GIVEN TASK >>
Read the listing and extract each line that includes the word "toolbar".

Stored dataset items
++++
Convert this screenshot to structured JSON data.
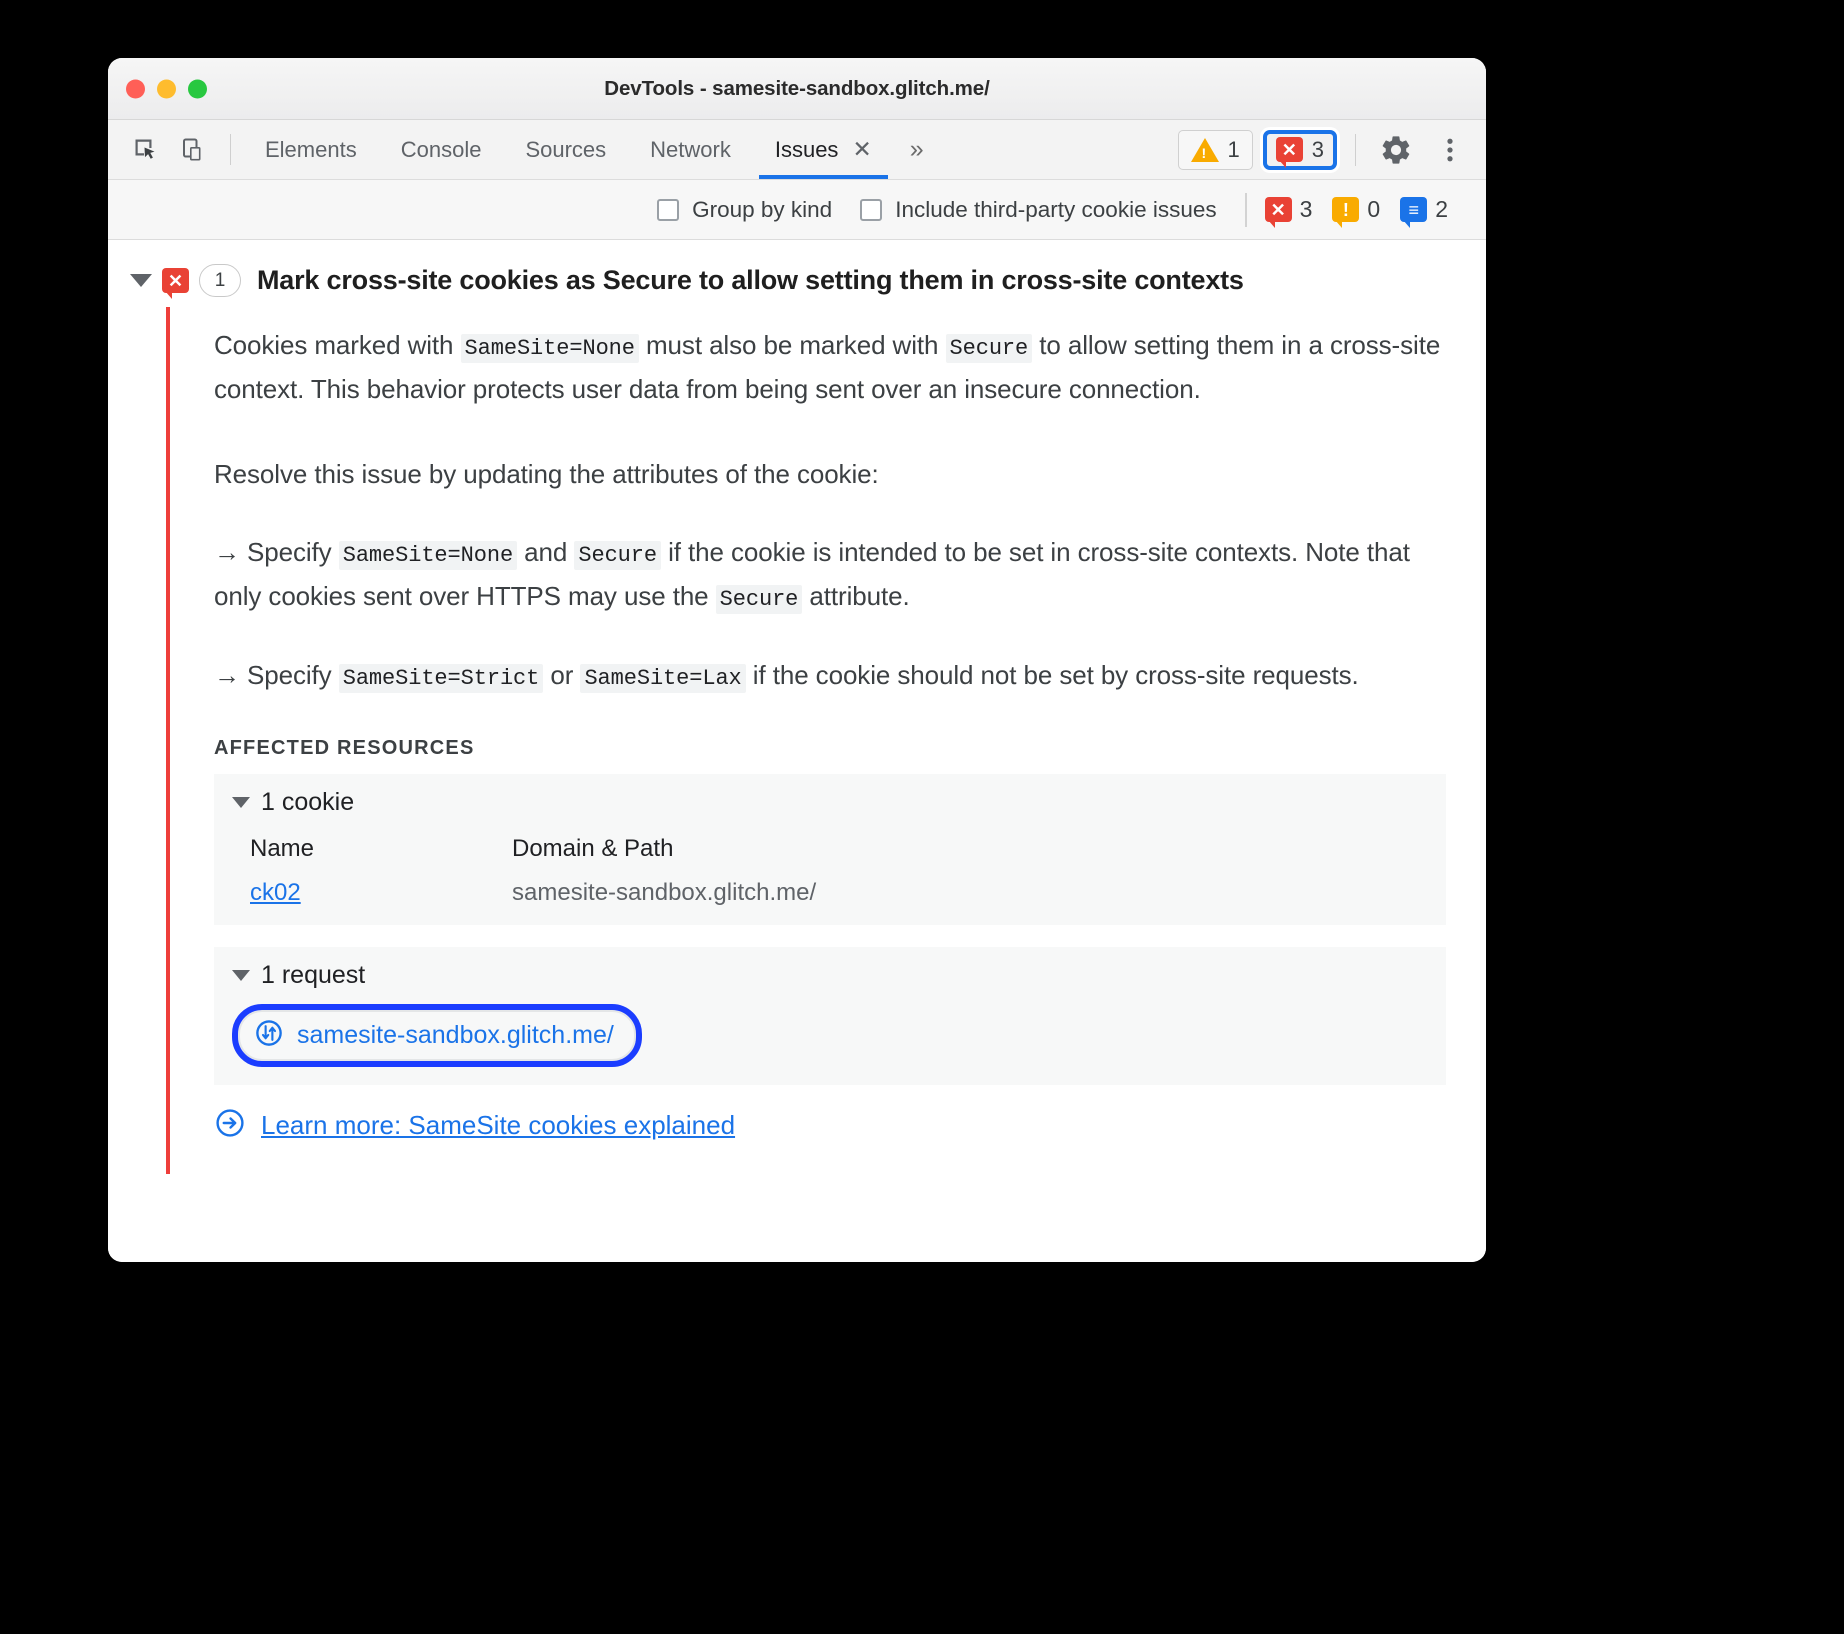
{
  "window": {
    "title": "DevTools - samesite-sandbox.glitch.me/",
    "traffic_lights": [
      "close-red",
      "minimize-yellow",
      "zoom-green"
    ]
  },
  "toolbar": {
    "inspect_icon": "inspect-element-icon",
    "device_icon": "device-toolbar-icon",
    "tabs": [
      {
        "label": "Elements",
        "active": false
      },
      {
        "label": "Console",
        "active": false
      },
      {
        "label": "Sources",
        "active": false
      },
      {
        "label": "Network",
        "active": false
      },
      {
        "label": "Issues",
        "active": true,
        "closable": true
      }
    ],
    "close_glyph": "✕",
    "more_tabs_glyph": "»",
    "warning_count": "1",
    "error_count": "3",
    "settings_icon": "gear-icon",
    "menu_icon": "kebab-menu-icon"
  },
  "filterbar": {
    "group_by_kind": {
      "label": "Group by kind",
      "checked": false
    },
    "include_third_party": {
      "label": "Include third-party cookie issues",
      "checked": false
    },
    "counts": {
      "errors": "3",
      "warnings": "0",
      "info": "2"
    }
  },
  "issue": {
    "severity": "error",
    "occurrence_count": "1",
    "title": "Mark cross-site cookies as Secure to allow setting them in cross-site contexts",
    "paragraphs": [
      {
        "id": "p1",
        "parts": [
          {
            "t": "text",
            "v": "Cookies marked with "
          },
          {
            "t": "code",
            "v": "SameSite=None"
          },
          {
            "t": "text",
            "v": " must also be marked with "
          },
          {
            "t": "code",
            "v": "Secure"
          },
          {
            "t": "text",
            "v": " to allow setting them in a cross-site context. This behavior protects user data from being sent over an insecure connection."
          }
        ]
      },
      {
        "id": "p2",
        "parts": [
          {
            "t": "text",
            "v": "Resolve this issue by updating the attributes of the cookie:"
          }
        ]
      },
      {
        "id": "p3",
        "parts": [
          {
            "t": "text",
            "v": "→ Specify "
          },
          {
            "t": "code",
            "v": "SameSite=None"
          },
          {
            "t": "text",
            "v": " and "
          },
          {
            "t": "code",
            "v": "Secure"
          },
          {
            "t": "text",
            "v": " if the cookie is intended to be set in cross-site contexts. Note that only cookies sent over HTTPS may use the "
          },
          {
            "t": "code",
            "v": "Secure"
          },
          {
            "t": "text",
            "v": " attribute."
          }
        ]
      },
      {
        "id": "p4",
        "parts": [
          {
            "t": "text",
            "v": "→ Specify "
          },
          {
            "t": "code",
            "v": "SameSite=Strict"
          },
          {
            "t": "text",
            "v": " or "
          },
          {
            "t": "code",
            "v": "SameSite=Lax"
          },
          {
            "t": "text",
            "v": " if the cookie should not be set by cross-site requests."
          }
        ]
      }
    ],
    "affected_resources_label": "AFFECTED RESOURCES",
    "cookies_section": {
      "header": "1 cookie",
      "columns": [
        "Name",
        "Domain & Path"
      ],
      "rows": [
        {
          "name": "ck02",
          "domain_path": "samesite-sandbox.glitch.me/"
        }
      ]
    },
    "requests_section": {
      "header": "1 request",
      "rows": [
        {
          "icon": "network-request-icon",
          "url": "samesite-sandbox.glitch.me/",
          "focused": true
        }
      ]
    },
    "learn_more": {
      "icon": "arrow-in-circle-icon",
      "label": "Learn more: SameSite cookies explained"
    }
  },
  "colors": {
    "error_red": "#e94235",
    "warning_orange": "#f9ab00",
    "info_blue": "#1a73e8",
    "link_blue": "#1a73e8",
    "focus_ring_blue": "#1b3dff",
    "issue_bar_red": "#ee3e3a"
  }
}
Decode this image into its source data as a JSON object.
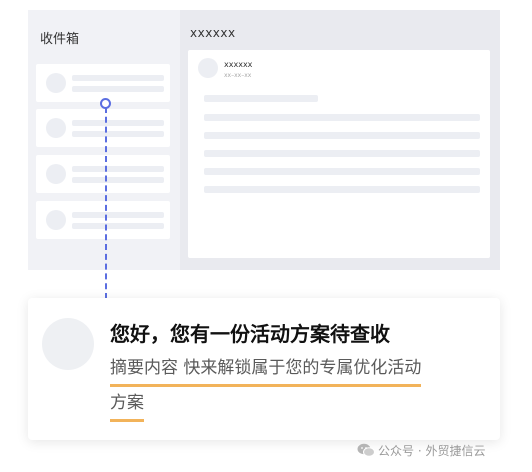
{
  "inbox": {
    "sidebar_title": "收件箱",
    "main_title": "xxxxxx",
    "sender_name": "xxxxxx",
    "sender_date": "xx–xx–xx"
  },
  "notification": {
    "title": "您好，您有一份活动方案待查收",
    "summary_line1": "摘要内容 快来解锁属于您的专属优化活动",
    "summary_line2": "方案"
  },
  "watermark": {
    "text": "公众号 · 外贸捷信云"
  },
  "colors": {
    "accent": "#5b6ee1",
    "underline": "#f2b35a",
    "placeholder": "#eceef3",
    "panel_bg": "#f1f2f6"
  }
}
++++
WRITTEN RESPONSE >>
  "toolbar": {
    "device_icon": "device-toolbar-icon",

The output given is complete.